_Written task:_
Print all entries precisely as they are written.

Dataset entries on figures:
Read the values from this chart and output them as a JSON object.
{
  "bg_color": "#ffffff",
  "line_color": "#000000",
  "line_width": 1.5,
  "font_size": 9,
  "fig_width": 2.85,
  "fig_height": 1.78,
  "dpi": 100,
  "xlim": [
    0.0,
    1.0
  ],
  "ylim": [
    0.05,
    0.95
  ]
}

_Exercise output:_
Read the values from this chart and output them as a JSON object.
{
  "bg_color": "#ffffff",
  "line_color": "#000000",
  "line_width": 1.5,
  "font_size": 9,
  "fig_width": 2.85,
  "fig_height": 1.78,
  "dpi": 100,
  "xlim": [
    0.0,
    1.0
  ],
  "ylim": [
    0.05,
    0.95
  ]
}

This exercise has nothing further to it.